• [Set exercise]
Every line holding the string "Màrtirs" should be gathered.

Data records:
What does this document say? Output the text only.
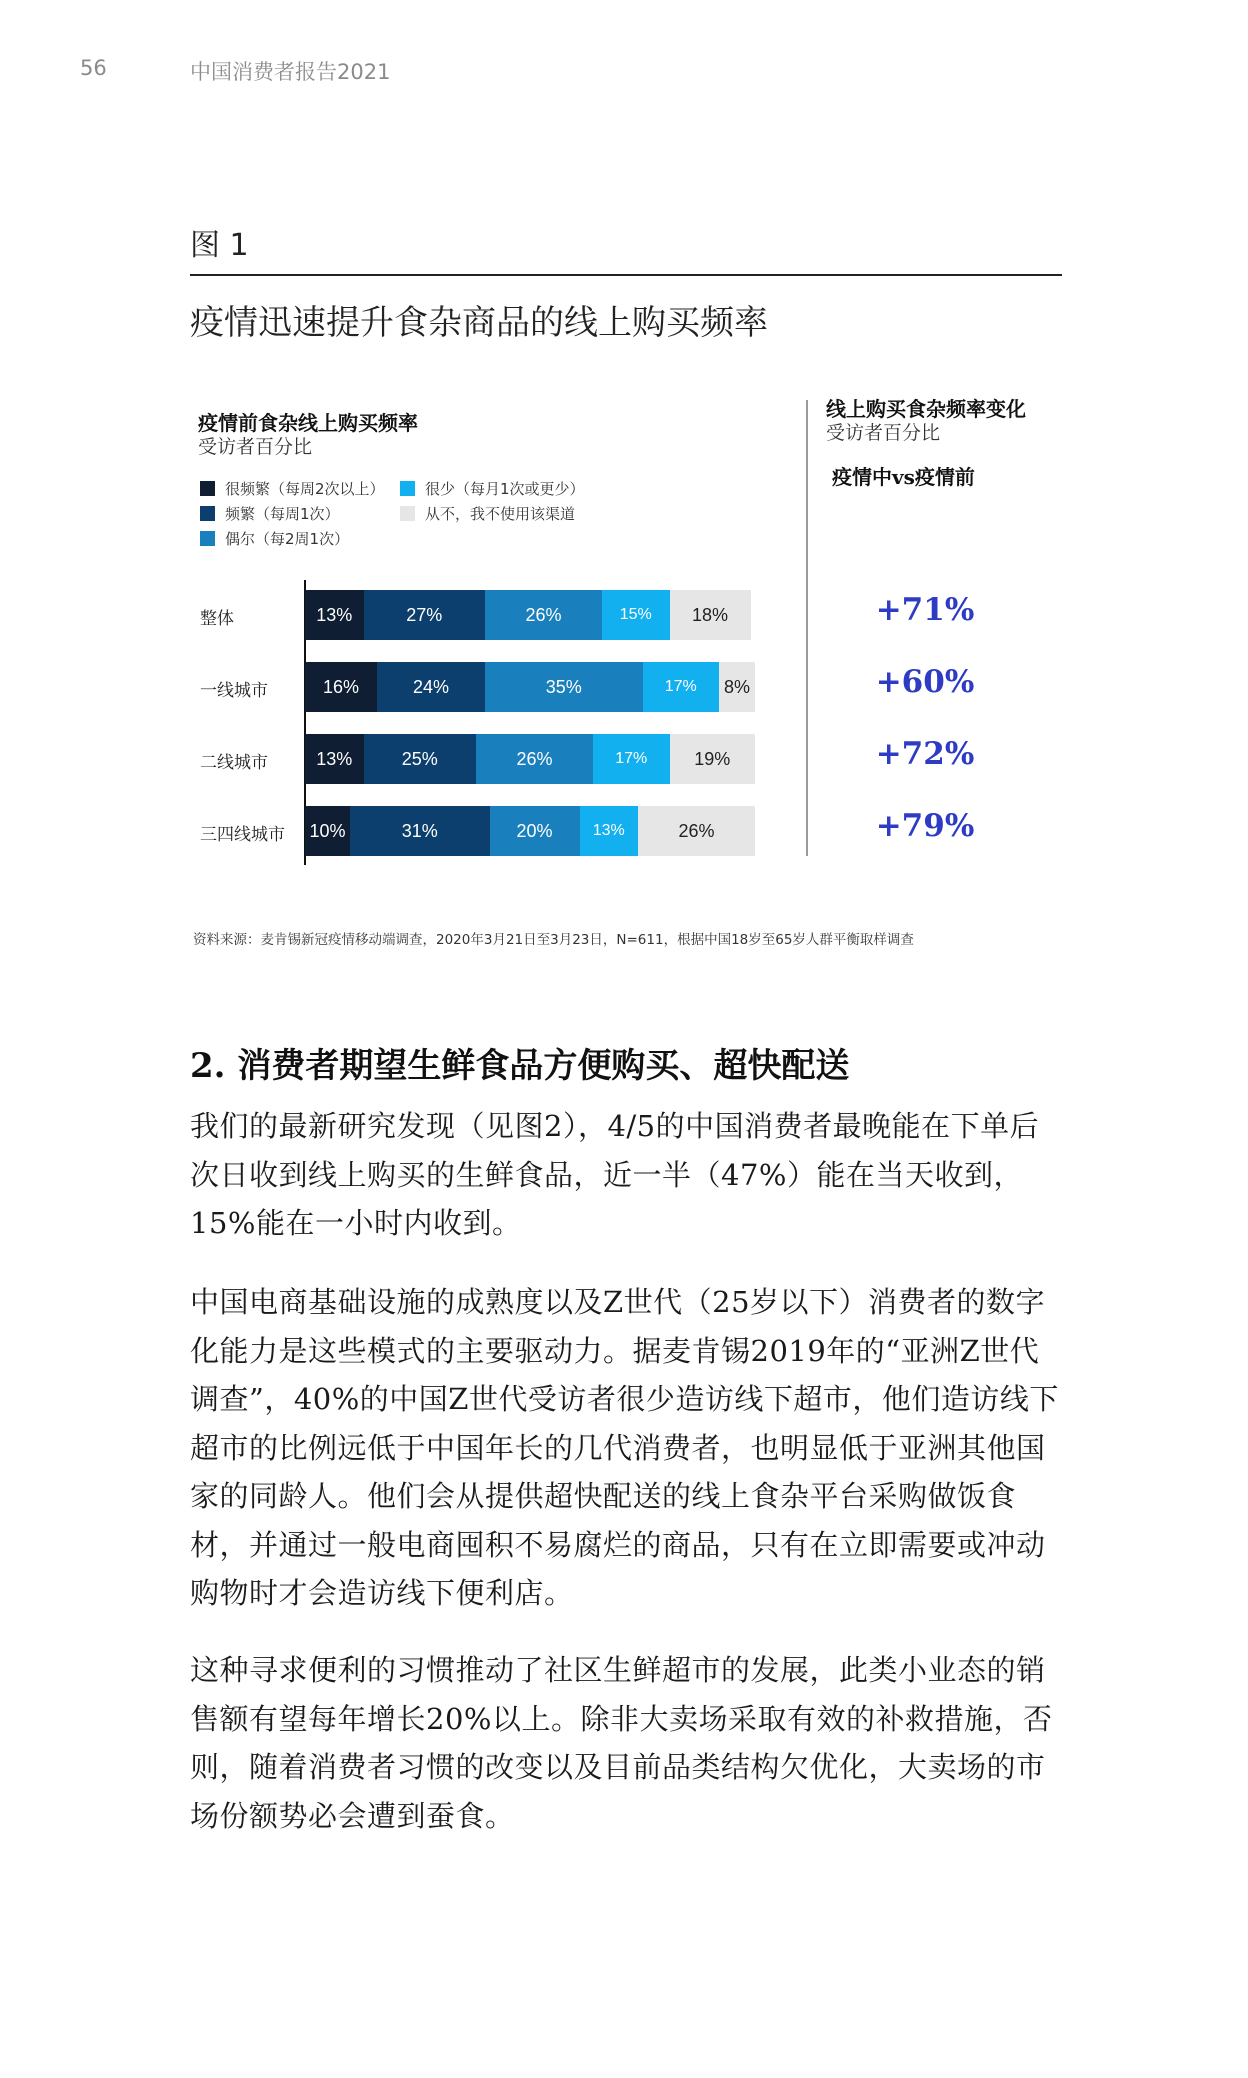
56	中国消费者报告2021
图 1
疫情迅速提升食杂商品的线上购买频率
疫情前食杂线上购买频率
受访者百分比
线上购买食杂频率变化
受访者百分比
疫情中vs疫情前
很频繁（每周2次以上）
频繁（每周1次）
偶尔（每2周1次）
很少（每月1次或更少）
从不，我不使用该渠道
整体	13%	27%	26%	15%	18%	+71%
一线城市	16%	24%	35%	17%	8%	+60%
二线城市	13%	25%	26%	17%	19%	+72%
三四线城市 10%	31%	20%	13%	26%	+79%
资料来源：麦肯锡新冠疫情移动端调查，2020年3月21日至3月23日，N=611，根据中国18岁至65岁人群平衡取样调查
2. 消费者期望生鲜食品方便购买、超快配送

我们的最新研究发现（见图2），4/5的中国消费者最晚能在下单后次日收到线上购买的生鲜食品，近一半（47%）能在当天收到，15%能在一小时内收到。

中国电商基础设施的成熟度以及Z世代（25岁以下）消费者的数字化能力是这些模式的主要驱动力。据麦肯锡2019年的“亚洲Z世代调查”，40%的中国Z世代受访者很少造访线下超市，他们造访线下超市的比例远低于中国年长的几代消费者，也明显低于亚洲其他国家的同龄人。他们会从提供超快配送的线上食杂平台采购做饭食材，并通过一般电商囤积不易腐烂的商品，只有在立即需要或冲动购物时才会造访线下便利店。

这种寻求便利的习惯推动了社区生鲜超市的发展，此类小业态的销售额有望每年增长20%以上。除非大卖场采取有效的补救措施，否则，随着消费者习惯的改变以及目前品类结构欠优化，大卖场的市场份额势必会遭到蚕食。
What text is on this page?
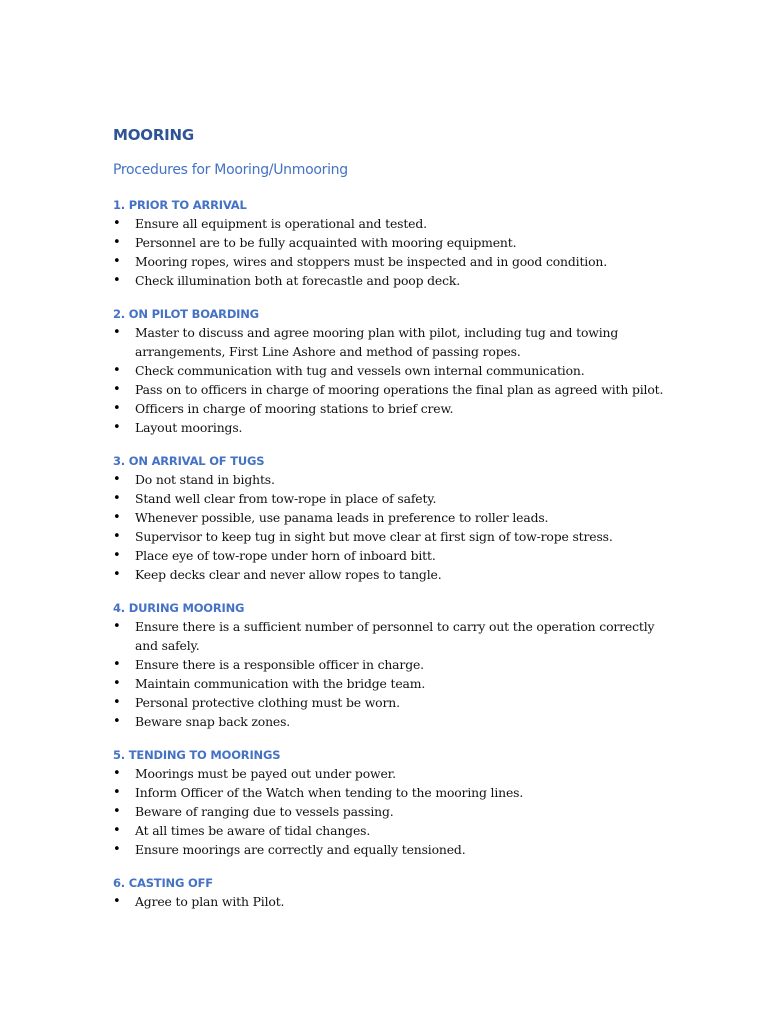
MOORING
Procedures for Mooring/Unmooring
1. PRIOR TO ARRIVAL
•	Ensure all equipment is operational and tested.
•	Personnel are to be fully acquainted with mooring equipment.
•	Mooring ropes, wires and stoppers must be inspected and in good condition.
•	Check illumination both at forecastle and poop deck.
2. ON PILOT BOARDING
•	Master to discuss and agree mooring plan with pilot, including tug and towing arrangements, First Line Ashore and method of passing ropes.
•	Check communication with tug and vessels own internal communication.
•	Pass on to officers in charge of mooring operations the final plan as agreed with pilot.
•	Officers in charge of mooring stations to brief crew.
•	Layout moorings.
3. ON ARRIVAL OF TUGS
•	Do not stand in bights.
•	Stand well clear from tow-rope in place of safety.
•	Whenever possible, use panama leads in preference to roller leads.
•	Supervisor to keep tug in sight but move clear at first sign of tow-rope stress.
•	Place eye of tow-rope under horn of inboard bitt.
•	Keep decks clear and never allow ropes to tangle.
4. DURING MOORING
•	Ensure there is a sufficient number of personnel to carry out the operation correctly and safely.
•	Ensure there is a responsible officer in charge.
•	Maintain communication with the bridge team.
•	Personal protective clothing must be worn.
•	Beware snap back zones.
5. TENDING TO MOORINGS
•	Moorings must be payed out under power.
•	Inform Officer of the Watch when tending to the mooring lines.
•	Beware of ranging due to vessels passing.
•	At all times be aware of tidal changes.
•	Ensure moorings are correctly and equally tensioned.
6. CASTING OFF
•	Agree to plan with Pilot.
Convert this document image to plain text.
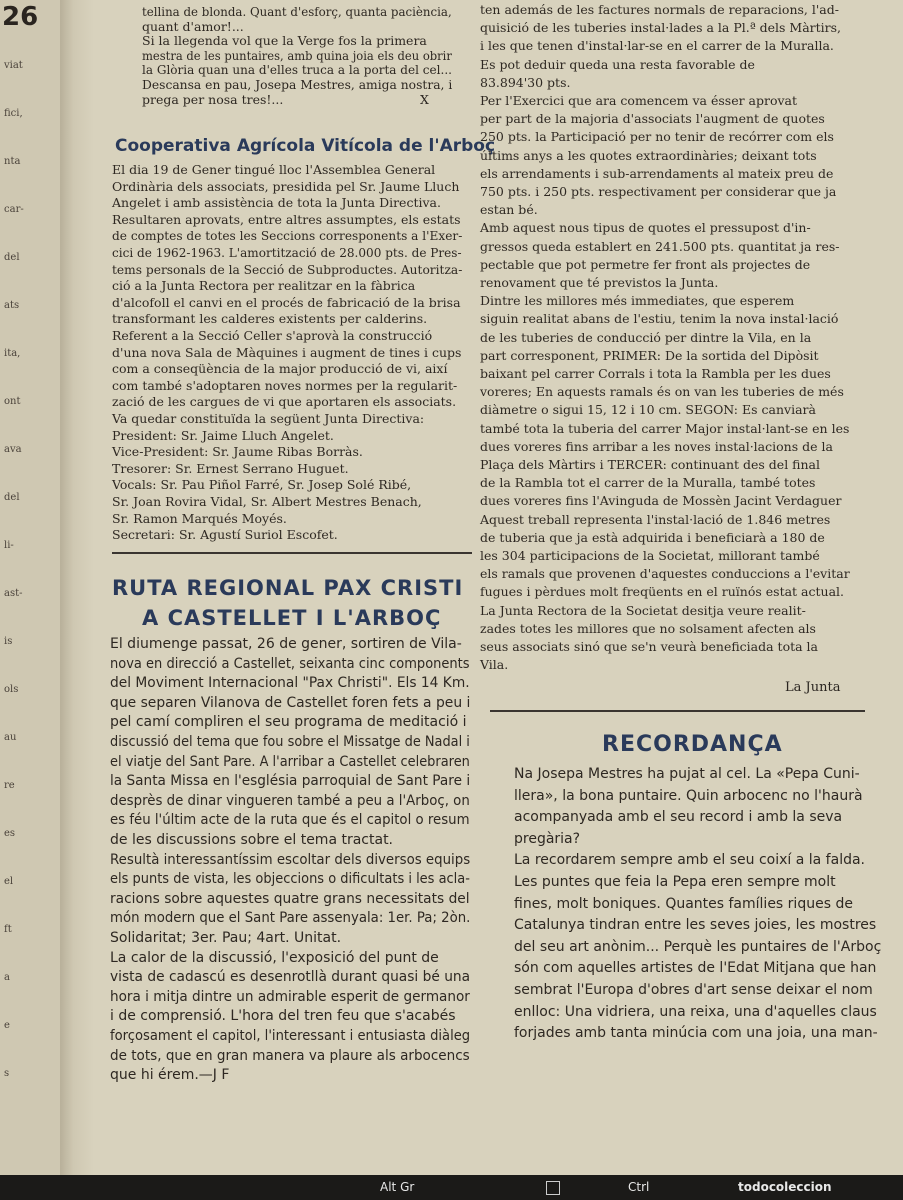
26
viat
fici,
nta
car-
del
ats
ita,
ont
ava
del
li-
ast-
is
ols
au
re
es
el
ft
a
e
s
tellina de blonda. Quant d'esforç, quanta paciència,
quant d'amor!...
Si la llegenda vol que la Verge fos la primera
mestra de les puntaires, amb quina joia els deu obrir
la Glòria quan una d'elles truca a la porta del cel...
Descansa en pau, Josepa Mestres, amiga nostra, i
prega per nosa tres!...	X
Cooperativa Agrícola Vitícola de l'Arboç
El dia 19 de Gener tingué lloc l'Assemblea General
Ordinària dels associats, presidida pel Sr. Jaume Lluch
Angelet i amb assistència de tota la Junta Directiva.
Resultaren aprovats, entre altres assumptes, els estats
de comptes de totes les Seccions corresponents a l'Exer-
cici de 1962-1963. L'amortització de 28.000 pts. de Pres-
tems personals de la Secció de Subproductes. Autoritza-
ció a la Junta Rectora per realitzar en la fàbrica
d'alcofoll el canvi en el procés de fabricació de la brisa
transformant les calderes existents per calderins.
Referent a la Secció Celler s'aprovà la construcció
d'una nova Sala de Màquines i augment de tines i cups
com a conseqüència de la major producció de vi, així
com també s'adoptaren noves normes per la regularit-
zació de les cargues de vi que aportaren els associats.
Va quedar constituïda la següent Junta Directiva:
President: Sr. Jaime Lluch Angelet.
Vice-President: Sr. Jaume Ribas Borràs.
Tresorer: Sr. Ernest Serrano Huguet.
Vocals: Sr. Pau Piñol Farré, Sr. Josep Solé Ribé,
Sr. Joan Rovira Vidal, Sr. Albert Mestres Benach,
Sr. Ramon Marqués Moyés.
Secretari: Sr. Agustí Suriol Escofet.
RUTA REGIONAL PAX CRISTI
A CASTELLET I L'ARBOÇ
El diumenge passat, 26 de gener, sortiren de Vila-
nova en direcció a Castellet, seixanta cinc components
del Moviment Internacional "Pax Christi". Els 14 Km.
que separen Vilanova de Castellet foren fets a peu i
pel camí compliren el seu programa de meditació i
discussió del tema que fou sobre el Missatge de Nadal i
el viatje del Sant Pare. A l'arribar a Castellet celebraren
la Santa Missa en l'església parroquial de Sant Pare i
desprès de dinar vingueren també a peu a l'Arboç, on
es féu l'últim acte de la ruta que és el capitol o resum
de les discussions sobre el tema tractat.
Resultà interessantíssim escoltar dels diversos equips
els punts de vista, les objeccions o dificultats i les acla-
racions sobre aquestes quatre grans necessitats del
món modern que el Sant Pare assenyala: 1er. Pa; 2òn.
Solidaritat; 3er. Pau; 4art. Unitat.
La calor de la discussió, l'exposició del punt de
vista de cadascú es desenrotllà durant quasi bé una
hora i mitja dintre un admirable esperit de germanor
i de comprensió. L'hora del tren feu que s'acabés
forçosament el capitol, l'interessant i entusiasta diàleg
de tots, que en gran manera va plaure als arbocencs
que hi érem.—J F
ten además de les factures normals de reparacions, l'ad-
quisició de les tuberies instal·lades a la Pl.ª dels Màrtirs,
i les que tenen d'instal·lar-se en el carrer de la Muralla.
Es pot deduir queda una resta favorable de
83.894'30 pts.
Per l'Exercici que ara comencem va ésser aprovat
per part de la majoria d'associats l'augment de quotes
250 pts. la Participació per no tenir de recórrer com els
últims anys a les quotes extraordinàries; deixant tots
els arrendaments i sub-arrendaments al mateix preu de
750 pts. i 250 pts. respectivament per considerar que ja
estan bé.
Amb aquest nous tipus de quotes el pressupost d'in-
gressos queda establert en 241.500 pts. quantitat ja res-
pectable que pot permetre fer front als projectes de
renovament que té previstos la Junta.
Dintre les millores més immediates, que esperem
siguin realitat abans de l'estiu, tenim la nova instal·lació
de les tuberies de conducció per dintre la Vila, en la
part corresponent, PRIMER: De la sortida del Dipòsit
baixant pel carrer Corrals i tota la Rambla per les dues
voreres; En aquests ramals és on van les tuberies de més
diàmetre o sigui 15, 12 i 10 cm. SEGON: Es canviarà
també tota la tuberia del carrer Major instal·lant-se en les
dues voreres fins arribar a les noves instal·lacions de la
Plaça dels Màrtirs i TERCER: continuant des del final
de la Rambla tot el carrer de la Muralla, també totes
dues voreres fins l'Avinguda de Mossèn Jacint Verdaguer
Aquest treball representa l'instal·lació de 1.846 metres
de tuberia que ja està adquirida i beneficiarà a 180 de
les 304 participacions de la Societat, millorant també
els ramals que provenen d'aquestes conduccions a l'evitar
fugues i pèrdues molt freqüents en el ruïnós estat actual.
La Junta Rectora de la Societat desitja veure realit-
zades totes les millores que no solsament afecten als
seus associats sinó que se'n veurà beneficiada tota la
Vila.
La Junta
RECORDANÇA
Na Josepa Mestres ha pujat al cel. La «Pepa Cuni-
llera», la bona puntaire. Quin arbocenc no l'haurà
acompanyada amb el seu record i amb la seva
pregària?
La recordarem sempre amb el seu coixí a la falda.
Les puntes que feia la Pepa eren sempre molt
fines, molt boniques. Quantes famílies riques de
Catalunya tindran entre les seves joies, les mostres
del seu art anònim... Perquè les puntaires de l'Arboç
són com aquelles artistes de l'Edat Mitjana que han
sembrat l'Europa d'obres d'art sense deixar el nom
enlloc: Una vidriera, una reixa, una d'aquelles claus
forjades amb tanta minúcia com una joia, una man-
Alt Gr	Ctrl	todocoleccion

• [Response below]
quisició de les tuberies instal·lades a la Pl.ª dels Màrtirs,
Plaça dels Màrtirs i TERCER: continuant des del final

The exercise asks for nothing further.